[TASK REQUIREMENTS]
Print every line of the listing exactly, please.

---------- GIVEN DATA

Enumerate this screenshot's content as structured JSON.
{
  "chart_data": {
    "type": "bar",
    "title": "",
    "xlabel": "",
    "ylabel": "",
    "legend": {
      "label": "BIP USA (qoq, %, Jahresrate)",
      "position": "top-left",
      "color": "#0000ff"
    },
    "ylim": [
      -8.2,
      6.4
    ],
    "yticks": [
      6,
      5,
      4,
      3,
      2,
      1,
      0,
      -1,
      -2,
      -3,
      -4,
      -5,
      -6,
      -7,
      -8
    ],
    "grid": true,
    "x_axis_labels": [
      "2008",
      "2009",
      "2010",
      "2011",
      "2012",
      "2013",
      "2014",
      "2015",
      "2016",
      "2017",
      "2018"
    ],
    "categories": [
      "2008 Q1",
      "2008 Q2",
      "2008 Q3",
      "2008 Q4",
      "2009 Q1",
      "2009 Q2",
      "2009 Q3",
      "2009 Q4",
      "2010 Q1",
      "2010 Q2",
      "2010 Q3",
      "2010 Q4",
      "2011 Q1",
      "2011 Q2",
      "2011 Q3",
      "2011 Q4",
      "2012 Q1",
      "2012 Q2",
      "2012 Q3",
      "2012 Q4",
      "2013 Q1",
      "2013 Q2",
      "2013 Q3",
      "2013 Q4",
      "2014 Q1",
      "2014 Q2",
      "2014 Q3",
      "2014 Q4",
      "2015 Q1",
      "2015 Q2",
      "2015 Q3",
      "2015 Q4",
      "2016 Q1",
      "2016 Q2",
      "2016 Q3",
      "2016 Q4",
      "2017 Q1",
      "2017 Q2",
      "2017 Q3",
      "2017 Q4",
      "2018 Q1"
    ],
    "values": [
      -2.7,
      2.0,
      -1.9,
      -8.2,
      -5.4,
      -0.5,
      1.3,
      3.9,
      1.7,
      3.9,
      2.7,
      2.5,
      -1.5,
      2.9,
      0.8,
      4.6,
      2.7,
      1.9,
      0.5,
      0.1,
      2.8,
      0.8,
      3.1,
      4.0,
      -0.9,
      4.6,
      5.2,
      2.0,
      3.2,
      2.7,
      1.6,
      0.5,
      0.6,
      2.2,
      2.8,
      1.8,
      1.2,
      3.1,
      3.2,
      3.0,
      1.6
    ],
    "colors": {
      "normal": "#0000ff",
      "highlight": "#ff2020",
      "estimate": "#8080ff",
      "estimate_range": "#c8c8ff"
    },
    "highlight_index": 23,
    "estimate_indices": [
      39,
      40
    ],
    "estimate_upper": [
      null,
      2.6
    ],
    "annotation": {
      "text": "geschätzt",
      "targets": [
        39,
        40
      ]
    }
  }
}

--------------------

[EXPECTED ANSWER]
Enumerate this screenshot's content as structured JSON.
{
  "chart_data": {
    "type": "bar",
    "title": "",
    "xlabel": "",
    "ylabel": "",
    "legend": {
      "label": "BIP USA (qoq, %, Jahresrate)",
      "position": "top-left",
      "color": "#0000ff"
    },
    "ylim": [
      -8.2,
      6.4
    ],
    "yticks": [
      6,
      5,
      4,
      3,
      2,
      1,
      0,
      -1,
      -2,
      -3,
      -4,
      -5,
      -6,
      -7,
      -8
    ],
    "grid": true,
    "x_axis_labels": [
      "2008",
      "2009",
      "2010",
      "2011",
      "2012",
      "2013",
      "2014",
      "2015",
      "2016",
      "2017",
      "2018"
    ],
    "categories": [
      "2008 Q1",
      "2008 Q2",
      "2008 Q3",
      "2008 Q4",
      "2009 Q1",
      "2009 Q2",
      "2009 Q3",
      "2009 Q4",
      "2010 Q1",
      "2010 Q2",
      "2010 Q3",
      "2010 Q4",
      "2011 Q1",
      "2011 Q2",
      "2011 Q3",
      "2011 Q4",
      "2012 Q1",
      "2012 Q2",
      "2012 Q3",
      "2012 Q4",
      "2013 Q1",
      "2013 Q2",
      "2013 Q3",
      "2013 Q4",
      "2014 Q1",
      "2014 Q2",
      "2014 Q3",
      "2014 Q4",
      "2015 Q1",
      "2015 Q2",
      "2015 Q3",
      "2015 Q4",
      "2016 Q1",
      "2016 Q2",
      "2016 Q3",
      "2016 Q4",
      "2017 Q1",
      "2017 Q2",
      "2017 Q3",
      "2017 Q4",
      "2018 Q1"
    ],
    "values": [
      -2.7,
      2.0,
      -1.9,
      -8.2,
      -5.4,
      -0.5,
      1.3,
      3.9,
      1.7,
      3.9,
      2.7,
      2.5,
      -1.5,
      2.9,
      0.8,
      4.6,
      2.7,
      1.9,
      0.5,
      0.1,
      2.8,
      0.8,
      3.1,
      4.0,
      -0.9,
      4.6,
      5.2,
      2.0,
      3.2,
      2.7,
      1.6,
      0.5,
      0.6,
      2.2,
      2.8,
      1.8,
      1.2,
      3.1,
      3.2,
      3.0,
      1.6
    ],
    "colors": {
      "normal": "#0000ff",
      "highlight": "#ff2020",
      "estimate": "#8080ff",
      "estimate_range": "#c8c8ff"
    },
    "highlight_index": 23,
    "estimate_indices": [
      39,
      40
    ],
    "estimate_upper": [
      null,
      2.6
    ],
    "annotation": {
      "text": "geschätzt",
      "targets": [
        39,
        40
      ]
    }
  }
}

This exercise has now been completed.